### Provided records
Start
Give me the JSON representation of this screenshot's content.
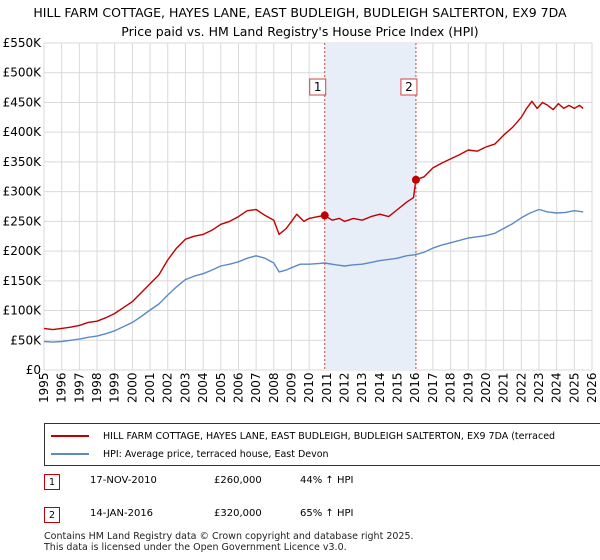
{
  "title_line1": "HILL FARM COTTAGE, HAYES LANE, EAST BUDLEIGH, BUDLEIGH SALTERTON, EX9 7DA",
  "title_line2": "Price paid vs. HM Land Registry's House Price Index (HPI)",
  "colors": {
    "property": "#c00000",
    "hpi": "#5b8ac6",
    "shade": "#e8eef8",
    "grid": "#d9d9d9",
    "marker_line": "#cc4444"
  },
  "chart_data": {
    "type": "line",
    "title": "HILL FARM COTTAGE, HAYES LANE, EAST BUDLEIGH, BUDLEIGH SALTERTON, EX9 7DA - Price paid vs. HM Land Registry's House Price Index (HPI)",
    "xlabel": "",
    "ylabel": "",
    "xlim": [
      1995,
      2026
    ],
    "ylim": [
      0,
      550000
    ],
    "x_ticks": [
      "1995",
      "1996",
      "1997",
      "1998",
      "1999",
      "2000",
      "2001",
      "2002",
      "2003",
      "2004",
      "2005",
      "2006",
      "2007",
      "2008",
      "2009",
      "2010",
      "2011",
      "2012",
      "2013",
      "2014",
      "2015",
      "2016",
      "2017",
      "2018",
      "2019",
      "2020",
      "2021",
      "2022",
      "2023",
      "2024",
      "2025",
      "2026"
    ],
    "y_ticks": [
      {
        "value": 0,
        "label": "£0"
      },
      {
        "value": 50000,
        "label": "£50K"
      },
      {
        "value": 100000,
        "label": "£100K"
      },
      {
        "value": 150000,
        "label": "£150K"
      },
      {
        "value": 200000,
        "label": "£200K"
      },
      {
        "value": 250000,
        "label": "£250K"
      },
      {
        "value": 300000,
        "label": "£300K"
      },
      {
        "value": 350000,
        "label": "£350K"
      },
      {
        "value": 400000,
        "label": "£400K"
      },
      {
        "value": 450000,
        "label": "£450K"
      },
      {
        "value": 500000,
        "label": "£500K"
      },
      {
        "value": 550000,
        "label": "£550K"
      }
    ],
    "grid": true,
    "shaded_period": [
      2010.88,
      2016.04
    ],
    "series": [
      {
        "name": "HILL FARM COTTAGE, HAYES LANE, EAST BUDLEIGH, BUDLEIGH SALTERTON, EX9 7DA (terraced",
        "x": [
          1995,
          1995.5,
          1996,
          1996.5,
          1997,
          1997.5,
          1998,
          1998.5,
          1999,
          1999.5,
          2000,
          2000.5,
          2001,
          2001.5,
          2002,
          2002.5,
          2003,
          2003.5,
          2004,
          2004.5,
          2005,
          2005.5,
          2006,
          2006.5,
          2007,
          2007.5,
          2008,
          2008.3,
          2008.7,
          2009,
          2009.3,
          2009.7,
          2010,
          2010.5,
          2010.88,
          2011.3,
          2011.7,
          2012,
          2012.5,
          2013,
          2013.5,
          2014,
          2014.5,
          2015,
          2015.5,
          2015.9,
          2016.04,
          2016.5,
          2017,
          2017.5,
          2018,
          2018.5,
          2019,
          2019.5,
          2020,
          2020.5,
          2021,
          2021.5,
          2022,
          2022.3,
          2022.6,
          2022.9,
          2023.2,
          2023.5,
          2023.8,
          2024.1,
          2024.4,
          2024.7,
          2025,
          2025.3,
          2025.5
        ],
        "y": [
          70000,
          68000,
          70000,
          72000,
          75000,
          80000,
          82000,
          88000,
          95000,
          105000,
          115000,
          130000,
          145000,
          160000,
          185000,
          205000,
          220000,
          225000,
          228000,
          235000,
          245000,
          250000,
          258000,
          268000,
          270000,
          260000,
          252000,
          228000,
          238000,
          250000,
          262000,
          250000,
          255000,
          258000,
          260000,
          252000,
          255000,
          250000,
          255000,
          252000,
          258000,
          262000,
          258000,
          270000,
          282000,
          290000,
          320000,
          325000,
          340000,
          348000,
          355000,
          362000,
          370000,
          368000,
          375000,
          380000,
          395000,
          408000,
          425000,
          440000,
          452000,
          440000,
          450000,
          445000,
          438000,
          448000,
          440000,
          445000,
          440000,
          445000,
          440000
        ]
      },
      {
        "name": "HPI: Average price, terraced house, East Devon",
        "x": [
          1995,
          1995.5,
          1996,
          1996.5,
          1997,
          1997.5,
          1998,
          1998.5,
          1999,
          1999.5,
          2000,
          2000.5,
          2001,
          2001.5,
          2002,
          2002.5,
          2003,
          2003.5,
          2004,
          2004.5,
          2005,
          2005.5,
          2006,
          2006.5,
          2007,
          2007.5,
          2008,
          2008.3,
          2008.7,
          2009,
          2009.5,
          2010,
          2010.5,
          2010.88,
          2011.5,
          2012,
          2012.5,
          2013,
          2013.5,
          2014,
          2014.5,
          2015,
          2015.5,
          2016,
          2016.5,
          2017,
          2017.5,
          2018,
          2018.5,
          2019,
          2019.5,
          2020,
          2020.5,
          2021,
          2021.5,
          2022,
          2022.5,
          2023,
          2023.5,
          2024,
          2024.5,
          2025,
          2025.5
        ],
        "y": [
          48000,
          47000,
          48000,
          50000,
          52000,
          55000,
          57000,
          61000,
          66000,
          73000,
          80000,
          90000,
          101000,
          111000,
          126000,
          140000,
          152000,
          158000,
          162000,
          168000,
          175000,
          178000,
          182000,
          188000,
          192000,
          188000,
          180000,
          165000,
          168000,
          172000,
          178000,
          178000,
          179000,
          180000,
          177000,
          175000,
          177000,
          178000,
          181000,
          184000,
          186000,
          188000,
          192000,
          194000,
          198000,
          205000,
          210000,
          214000,
          218000,
          222000,
          224000,
          226000,
          230000,
          238000,
          246000,
          256000,
          264000,
          270000,
          266000,
          264000,
          265000,
          268000,
          266000
        ]
      }
    ],
    "annotations": [
      {
        "id": "1",
        "x": 2010.88,
        "y": 260000
      },
      {
        "id": "2",
        "x": 2016.04,
        "y": 320000
      }
    ]
  },
  "legend": {
    "property": "HILL FARM COTTAGE, HAYES LANE, EAST BUDLEIGH, BUDLEIGH SALTERTON, EX9 7DA (terraced",
    "hpi": "HPI: Average price, terraced house, East Devon"
  },
  "transactions": [
    {
      "num": "1",
      "date": "17-NOV-2010",
      "price": "£260,000",
      "hpi": "44% ↑ HPI"
    },
    {
      "num": "2",
      "date": "14-JAN-2016",
      "price": "£320,000",
      "hpi": "65% ↑ HPI"
    }
  ],
  "footer": {
    "line1": "Contains HM Land Registry data © Crown copyright and database right 2025.",
    "line2": "This data is licensed under the Open Government Licence v3.0."
  }
}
End
Find every line in the records above that contains the word "SALTERTON", and copy each one.

  "title_line1": "HILL FARM COTTAGE, HAYES LANE, EAST BUDLEIGH, BUDLEIGH SALTERTON, EX9 7DA",
    "title": "HILL FARM COTTAGE, HAYES LANE, EAST BUDLEIGH, BUDLEIGH SALTERTON, EX9 7DA - Price paid vs. HM Land Registry's House Price Index (HPI)",
        "name": "HILL FARM COTTAGE, HAYES LANE, EAST BUDLEIGH, BUDLEIGH SALTERTON, EX9 7DA (terraced",
    "property": "HILL FARM COTTAGE, HAYES LANE, EAST BUDLEIGH, BUDLEIGH SALTERTON, EX9 7DA (terraced",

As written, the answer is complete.